• **Information provided**
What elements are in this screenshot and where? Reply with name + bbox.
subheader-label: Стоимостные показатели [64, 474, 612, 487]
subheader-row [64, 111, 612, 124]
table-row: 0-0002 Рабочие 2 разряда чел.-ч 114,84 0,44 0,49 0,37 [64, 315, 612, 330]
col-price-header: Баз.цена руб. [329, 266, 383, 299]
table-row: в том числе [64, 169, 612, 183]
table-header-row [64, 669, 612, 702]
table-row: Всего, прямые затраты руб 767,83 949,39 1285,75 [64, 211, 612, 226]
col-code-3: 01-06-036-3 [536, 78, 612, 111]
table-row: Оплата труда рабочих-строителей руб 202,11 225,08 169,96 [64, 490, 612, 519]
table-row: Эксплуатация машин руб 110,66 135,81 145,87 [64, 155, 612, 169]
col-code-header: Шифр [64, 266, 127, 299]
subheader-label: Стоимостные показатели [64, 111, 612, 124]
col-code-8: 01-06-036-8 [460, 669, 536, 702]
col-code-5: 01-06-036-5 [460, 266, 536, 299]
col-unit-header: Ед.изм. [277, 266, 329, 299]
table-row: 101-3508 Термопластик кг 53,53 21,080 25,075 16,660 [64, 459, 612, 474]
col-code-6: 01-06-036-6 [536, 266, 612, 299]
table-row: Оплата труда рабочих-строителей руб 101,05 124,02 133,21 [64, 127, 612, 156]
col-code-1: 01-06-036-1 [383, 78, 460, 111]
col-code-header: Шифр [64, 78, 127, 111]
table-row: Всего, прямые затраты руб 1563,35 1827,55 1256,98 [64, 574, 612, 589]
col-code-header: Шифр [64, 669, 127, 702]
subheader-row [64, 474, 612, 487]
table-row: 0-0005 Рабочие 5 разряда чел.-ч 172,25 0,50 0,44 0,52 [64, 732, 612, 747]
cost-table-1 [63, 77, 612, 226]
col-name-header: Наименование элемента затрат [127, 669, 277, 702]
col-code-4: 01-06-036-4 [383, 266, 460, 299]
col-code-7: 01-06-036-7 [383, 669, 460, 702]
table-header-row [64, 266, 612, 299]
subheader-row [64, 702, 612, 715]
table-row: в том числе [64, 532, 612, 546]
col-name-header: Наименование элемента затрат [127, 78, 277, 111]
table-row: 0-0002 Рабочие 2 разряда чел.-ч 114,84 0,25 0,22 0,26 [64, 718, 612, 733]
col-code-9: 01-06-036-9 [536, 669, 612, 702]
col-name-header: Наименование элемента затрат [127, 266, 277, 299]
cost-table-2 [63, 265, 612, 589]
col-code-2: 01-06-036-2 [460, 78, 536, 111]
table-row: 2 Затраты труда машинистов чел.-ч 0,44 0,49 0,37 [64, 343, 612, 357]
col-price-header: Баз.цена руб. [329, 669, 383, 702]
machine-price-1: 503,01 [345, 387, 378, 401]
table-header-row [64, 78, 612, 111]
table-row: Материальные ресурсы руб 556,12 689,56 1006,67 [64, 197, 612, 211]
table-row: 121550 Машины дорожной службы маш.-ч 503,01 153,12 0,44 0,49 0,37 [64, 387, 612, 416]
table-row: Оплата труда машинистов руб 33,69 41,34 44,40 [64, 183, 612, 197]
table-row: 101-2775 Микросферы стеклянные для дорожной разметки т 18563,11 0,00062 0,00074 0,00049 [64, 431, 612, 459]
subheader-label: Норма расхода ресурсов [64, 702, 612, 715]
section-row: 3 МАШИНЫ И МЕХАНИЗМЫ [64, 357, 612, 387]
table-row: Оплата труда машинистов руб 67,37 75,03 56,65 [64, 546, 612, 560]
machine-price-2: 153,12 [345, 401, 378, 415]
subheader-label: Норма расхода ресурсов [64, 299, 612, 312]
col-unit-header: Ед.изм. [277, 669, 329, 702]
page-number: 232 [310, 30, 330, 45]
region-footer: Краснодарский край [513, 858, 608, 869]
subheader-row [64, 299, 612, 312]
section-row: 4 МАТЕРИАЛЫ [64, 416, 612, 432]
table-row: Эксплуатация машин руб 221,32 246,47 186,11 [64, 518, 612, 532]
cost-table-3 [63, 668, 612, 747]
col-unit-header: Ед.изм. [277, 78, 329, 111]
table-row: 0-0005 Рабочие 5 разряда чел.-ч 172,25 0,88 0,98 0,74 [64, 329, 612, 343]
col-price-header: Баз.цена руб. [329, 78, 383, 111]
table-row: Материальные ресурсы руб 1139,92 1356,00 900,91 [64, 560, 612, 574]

• **The exercise**
Rewrite all the rows above, changing every "Шифр" to "Код" and leaving everything else the same.

• **Problem solution**
What elements are in this screenshot and where? Reply with name + bbox.
subheader-label: Стоимостные показатели [64, 474, 612, 487]
subheader-row [64, 111, 612, 124]
table-row: 0-0002 Рабочие 2 разряда чел.-ч 114,84 0,44 0,49 0,37 [64, 315, 612, 330]
col-price-header: Баз.цена руб. [329, 266, 383, 299]
table-row: в том числе [64, 169, 612, 183]
table-header-row [64, 669, 612, 702]
table-row: Всего, прямые затраты руб 767,83 949,39 1285,75 [64, 211, 612, 226]
col-code-3: 01-06-036-3 [536, 78, 612, 111]
table-row: Оплата труда рабочих-строителей руб 202,11 225,08 169,96 [64, 490, 612, 519]
table-row: Эксплуатация машин руб 110,66 135,81 145,87 [64, 155, 612, 169]
col-code-header: Код [64, 266, 127, 299]
subheader-label: Стоимостные показатели [64, 111, 612, 124]
col-code-8: 01-06-036-8 [460, 669, 536, 702]
col-code-5: 01-06-036-5 [460, 266, 536, 299]
col-unit-header: Ед.изм. [277, 266, 329, 299]
table-row: 101-3508 Термопластик кг 53,53 21,080 25,075 16,660 [64, 459, 612, 474]
col-code-6: 01-06-036-6 [536, 266, 612, 299]
table-row: Оплата труда рабочих-строителей руб 101,05 124,02 133,21 [64, 127, 612, 156]
col-code-1: 01-06-036-1 [383, 78, 460, 111]
col-code-header: Код [64, 78, 127, 111]
table-row: Всего, прямые затраты руб 1563,35 1827,55 1256,98 [64, 574, 612, 589]
col-code-header: Код [64, 669, 127, 702]
subheader-row [64, 474, 612, 487]
table-row: 0-0005 Рабочие 5 разряда чел.-ч 172,25 0,50 0,44 0,52 [64, 732, 612, 747]
cost-table-1 [63, 77, 612, 226]
col-name-header: Наименование элемента затрат [127, 669, 277, 702]
col-code-4: 01-06-036-4 [383, 266, 460, 299]
col-code-7: 01-06-036-7 [383, 669, 460, 702]
table-header-row [64, 266, 612, 299]
subheader-row [64, 702, 612, 715]
table-row: в том числе [64, 532, 612, 546]
col-name-header: Наименование элемента затрат [127, 78, 277, 111]
table-row: 0-0002 Рабочие 2 разряда чел.-ч 114,84 0,25 0,22 0,26 [64, 718, 612, 733]
col-code-9: 01-06-036-9 [536, 669, 612, 702]
col-name-header: Наименование элемента затрат [127, 266, 277, 299]
cost-table-2 [63, 265, 612, 589]
col-code-2: 01-06-036-2 [460, 78, 536, 111]
table-row: 2 Затраты труда машинистов чел.-ч 0,44 0,49 0,37 [64, 343, 612, 357]
col-price-header: Баз.цена руб. [329, 669, 383, 702]
machine-price-1: 503,01 [345, 387, 378, 401]
table-header-row [64, 78, 612, 111]
table-row: Материальные ресурсы руб 556,12 689,56 1006,67 [64, 197, 612, 211]
table-row: 121550 Машины дорожной службы маш.-ч 503,01 153,12 0,44 0,49 0,37 [64, 387, 612, 416]
table-row: Оплата труда машинистов руб 33,69 41,34 44,40 [64, 183, 612, 197]
table-row: 101-2775 Микросферы стеклянные для дорожной разметки т 18563,11 0,00062 0,00074 0,00049 [64, 431, 612, 459]
subheader-label: Норма расхода ресурсов [64, 702, 612, 715]
section-row: 3 МАШИНЫ И МЕХАНИЗМЫ [64, 357, 612, 387]
table-row: Оплата труда машинистов руб 67,37 75,03 56,65 [64, 546, 612, 560]
machine-price-2: 153,12 [345, 401, 378, 415]
subheader-label: Норма расхода ресурсов [64, 299, 612, 312]
col-unit-header: Ед.изм. [277, 669, 329, 702]
page-number: 232 [310, 30, 330, 45]
region-footer: Краснодарский край [513, 858, 608, 869]
subheader-row [64, 299, 612, 312]
section-row: 4 МАТЕРИАЛЫ [64, 416, 612, 432]
table-row: Эксплуатация машин руб 221,32 246,47 186,11 [64, 518, 612, 532]
cost-table-3 [63, 668, 612, 747]
col-unit-header: Ед.изм. [277, 78, 329, 111]
table-row: 0-0005 Рабочие 5 разряда чел.-ч 172,25 0,88 0,98 0,74 [64, 329, 612, 343]
col-price-header: Баз.цена руб. [329, 78, 383, 111]
table-row: Материальные ресурсы руб 1139,92 1356,00 900,91 [64, 560, 612, 574]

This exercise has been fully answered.